◆ What you are asked to do
In the listing below, count the lines containing the string "likes" and state only the number.

◆ Exercise materials
+--

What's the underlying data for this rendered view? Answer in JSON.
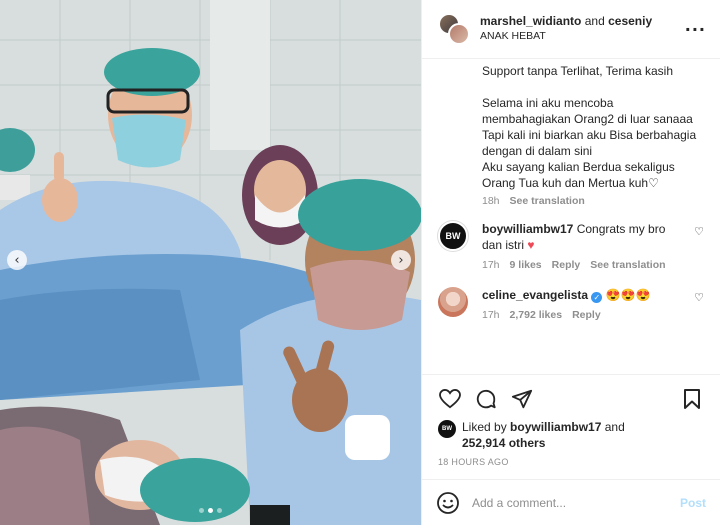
{
  "header": {
    "user1": "marshel_widianto",
    "joiner": "and",
    "user2": "ceseniy",
    "subtitle": "ANAK HEBAT"
  },
  "caption": {
    "text": "Support tanpa Terlihat, Terima kasih\n\nSelama ini aku mencoba membahagiakan Orang2 di luar sanaaa\nTapi kali ini biarkan aku Bisa berbahagia dengan di dalam sini\nAku sayang kalian Berdua sekaligus Orang Tua kuh dan Mertua kuh♡",
    "time": "18h",
    "see_translation": "See translation"
  },
  "comments": [
    {
      "avatar_text": "BW",
      "username": "boywilliambw17",
      "text": "Congrats my bro dan istri",
      "emoji": "♥",
      "time": "17h",
      "likes": "9 likes",
      "reply": "Reply",
      "see_translation": "See translation"
    },
    {
      "username": "celine_evangelista",
      "text": "😍😍😍",
      "time": "17h",
      "likes": "2,792 likes",
      "reply": "Reply"
    }
  ],
  "likes": {
    "avatar_text": "BW",
    "prefix": "Liked by",
    "user": "boywilliambw17",
    "joiner": "and",
    "count": "252,914 others"
  },
  "ago": "18 HOURS AGO",
  "add_comment": {
    "placeholder": "Add a comment...",
    "post": "Post"
  },
  "carousel": {
    "prev": "‹",
    "next": "›",
    "slides": 3,
    "active": 2
  },
  "colors": {
    "accent": "#3897f0",
    "heart": "#ed4956",
    "post_disabled": "#b2dffc"
  }
}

+--

◆ Finished exercise
3